Copy every line with the string "this" in it.
* start *
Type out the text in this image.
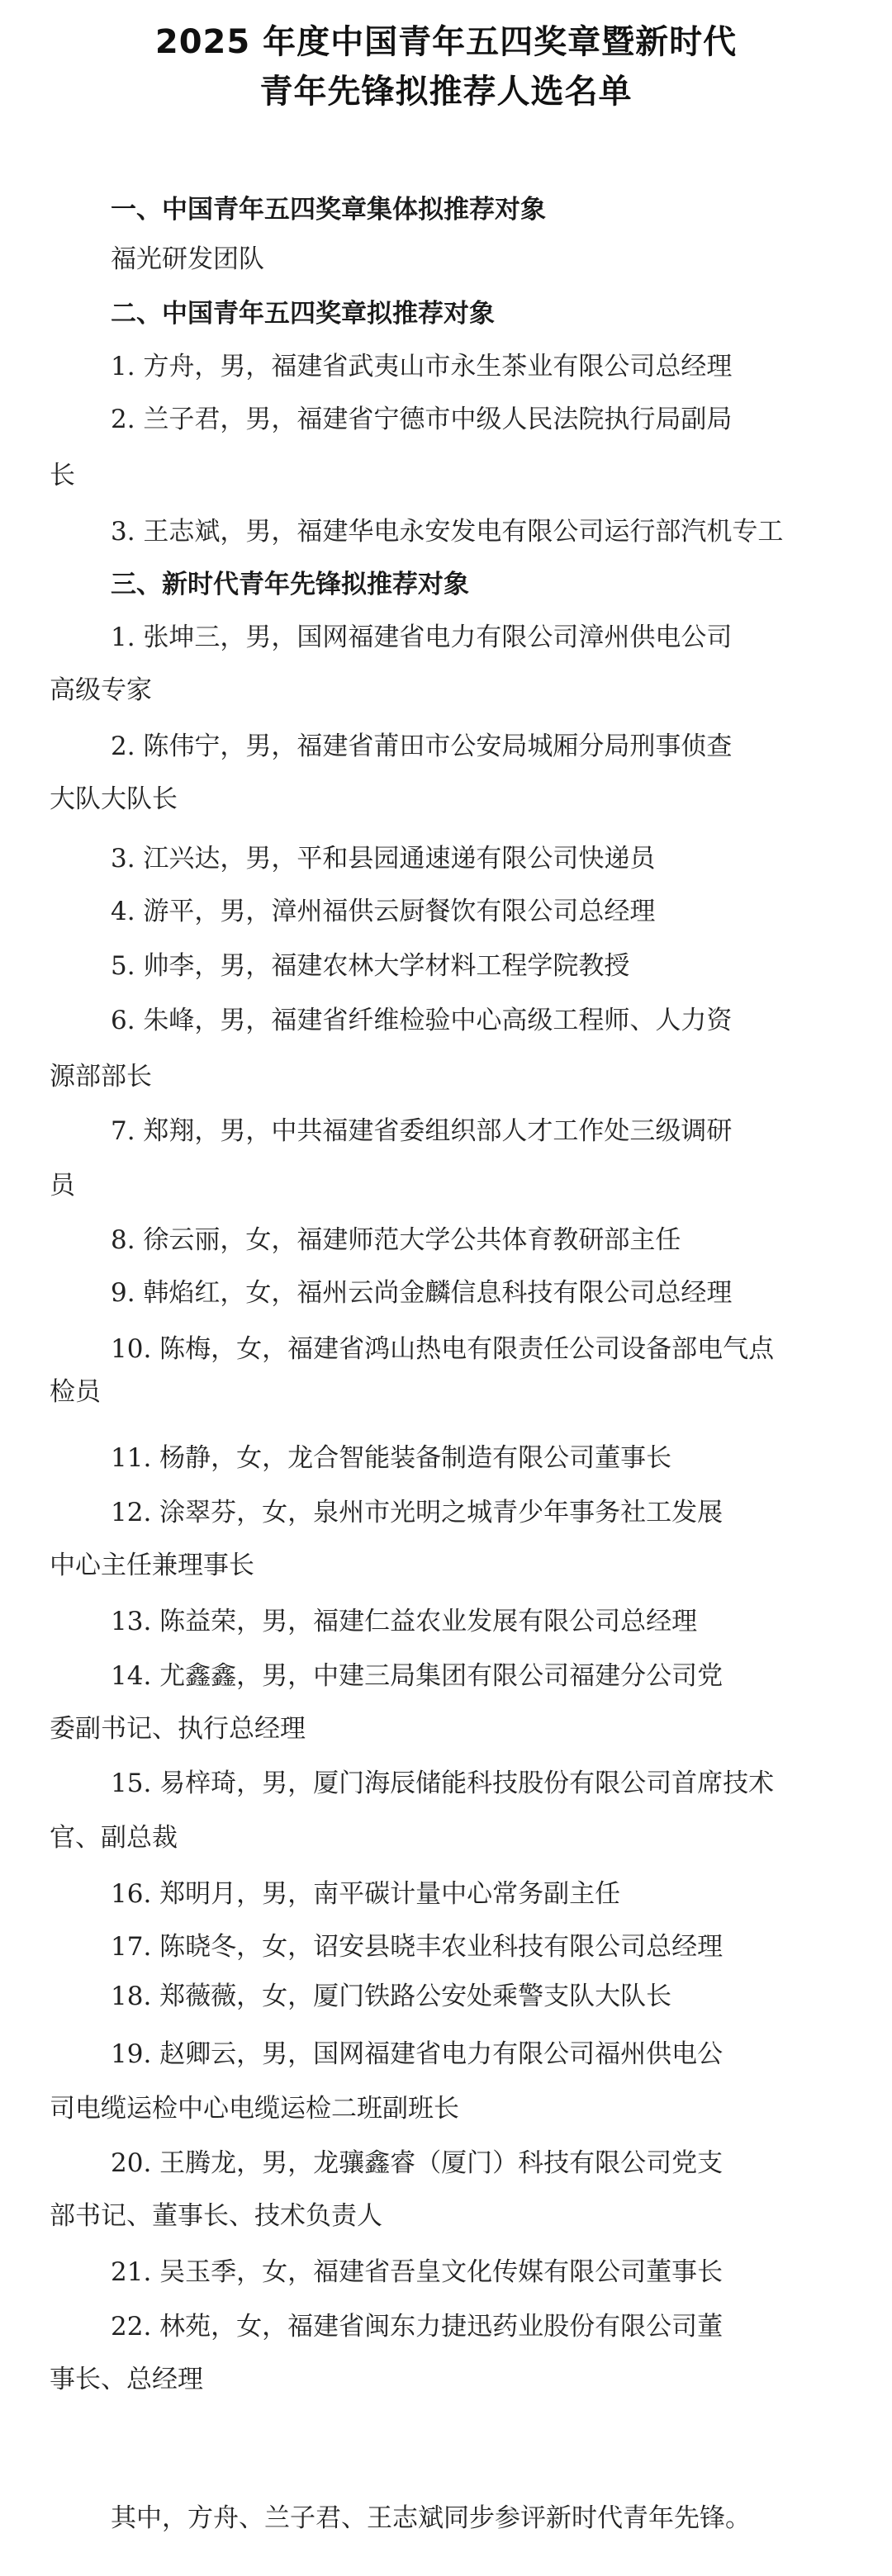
2025 年度中国青年五四奖章暨新时代
青年先锋拟推荐人选名单
一、中国青年五四奖章集体拟推荐对象
福光研发团队
二、中国青年五四奖章拟推荐对象
1. 方舟，男，福建省武夷山市永生茶业有限公司总经理
2. 兰子君，男，福建省宁德市中级人民法院执行局副局
长
3. 王志斌，男，福建华电永安发电有限公司运行部汽机专工
三、新时代青年先锋拟推荐对象
1. 张坤三，男，国网福建省电力有限公司漳州供电公司
高级专家
2. 陈伟宁，男，福建省莆田市公安局城厢分局刑事侦查
大队大队长
3. 江兴达，男，平和县园通速递有限公司快递员
4. 游平，男，漳州福供云厨餐饮有限公司总经理
5. 帅李，男，福建农林大学材料工程学院教授
6. 朱峰，男，福建省纤维检验中心高级工程师、人力资
源部部长
7. 郑翔，男，中共福建省委组织部人才工作处三级调研
员
8. 徐云丽，女，福建师范大学公共体育教研部主任
9. 韩焰红，女，福州云尚金麟信息科技有限公司总经理
10. 陈梅，女，福建省鸿山热电有限责任公司设备部电气点
检员
11. 杨静，女，龙合智能装备制造有限公司董事长
12. 涂翠芬，女，泉州市光明之城青少年事务社工发展
中心主任兼理事长
13. 陈益荣，男，福建仁益农业发展有限公司总经理
14. 尤鑫鑫，男，中建三局集团有限公司福建分公司党
委副书记、执行总经理
15. 易梓琦，男，厦门海辰储能科技股份有限公司首席技术
官、副总裁
16. 郑明月，男，南平碳计量中心常务副主任
17. 陈晓冬，女，诏安县晓丰农业科技有限公司总经理
18. 郑薇薇，女，厦门铁路公安处乘警支队大队长
19. 赵卿云，男，国网福建省电力有限公司福州供电公
司电缆运检中心电缆运检二班副班长
20. 王腾龙，男，龙骧鑫睿（厦门）科技有限公司党支
部书记、董事长、技术负责人
21. 吴玉季，女，福建省吾皇文化传媒有限公司董事长
22. 林苑，女，福建省闽东力捷迅药业股份有限公司董
事长、总经理
其中，方舟、兰子君、王志斌同步参评新时代青年先锋。
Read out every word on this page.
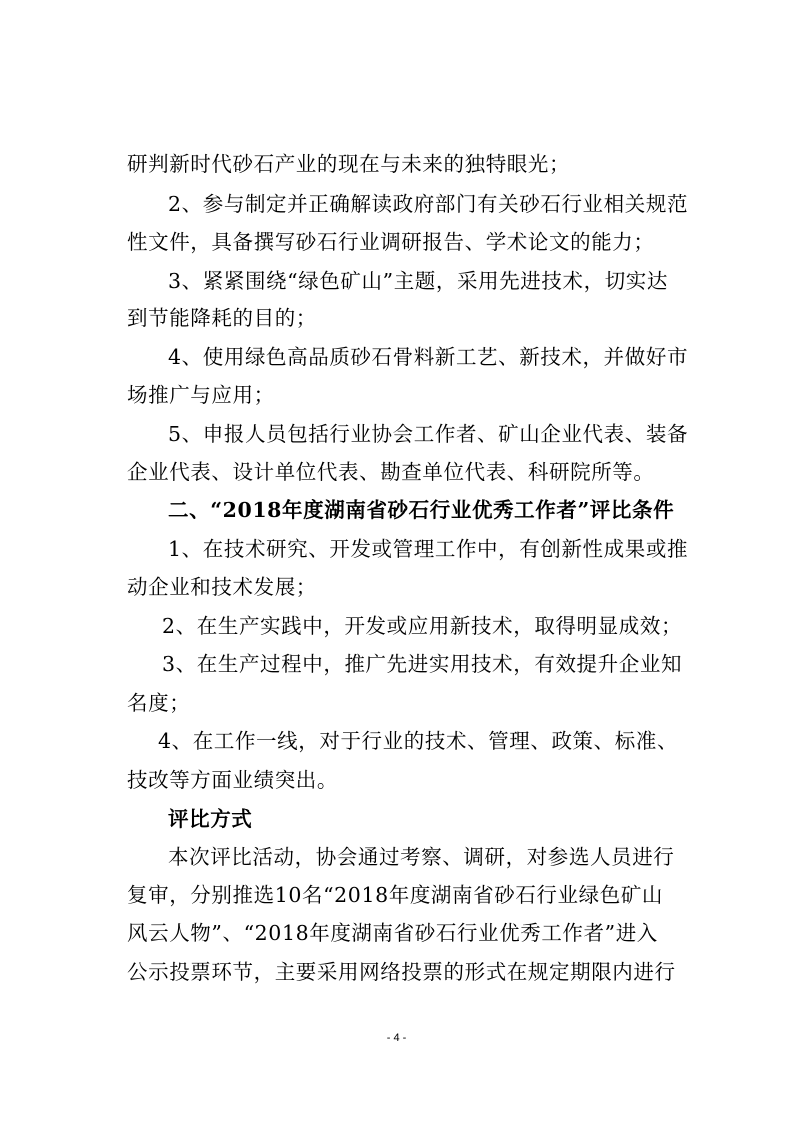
研判新时代砂石产业的现在与未来的独特眼光；
2、参与制定并正确解读政府部门有关砂石行业相关规范
性文件，具备撰写砂石行业调研报告、学术论文的能力；
3、紧紧围绕“绿色矿山”主题，采用先进技术，切实达
到节能降耗的目的；
4、使用绿色高品质砂石骨料新工艺、新技术，并做好市
场推广与应用；
5、申报人员包括行业协会工作者、矿山企业代表、装备
企业代表、设计单位代表、勘查单位代表、科研院所等。
二、“2018年度湖南省砂石行业优秀工作者”评比条件
1、在技术研究、开发或管理工作中，有创新性成果或推
动企业和技术发展；
2、在生产实践中，开发或应用新技术，取得明显成效；
3、在生产过程中，推广先进实用技术，有效提升企业知
名度；
4、在工作一线，对于行业的技术、管理、政策、标准、
技改等方面业绩突出。
评比方式
本次评比活动，协会通过考察、调研，对参选人员进行
复审，分别推选10名“2018年度湖南省砂石行业绿色矿山
风云人物”、“2018年度湖南省砂石行业优秀工作者”进入
公示投票环节，主要采用网络投票的形式在规定期限内进行
- 4 -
* end *
▶ Expected output:
Type out the text in this image.
Read out every word on this page.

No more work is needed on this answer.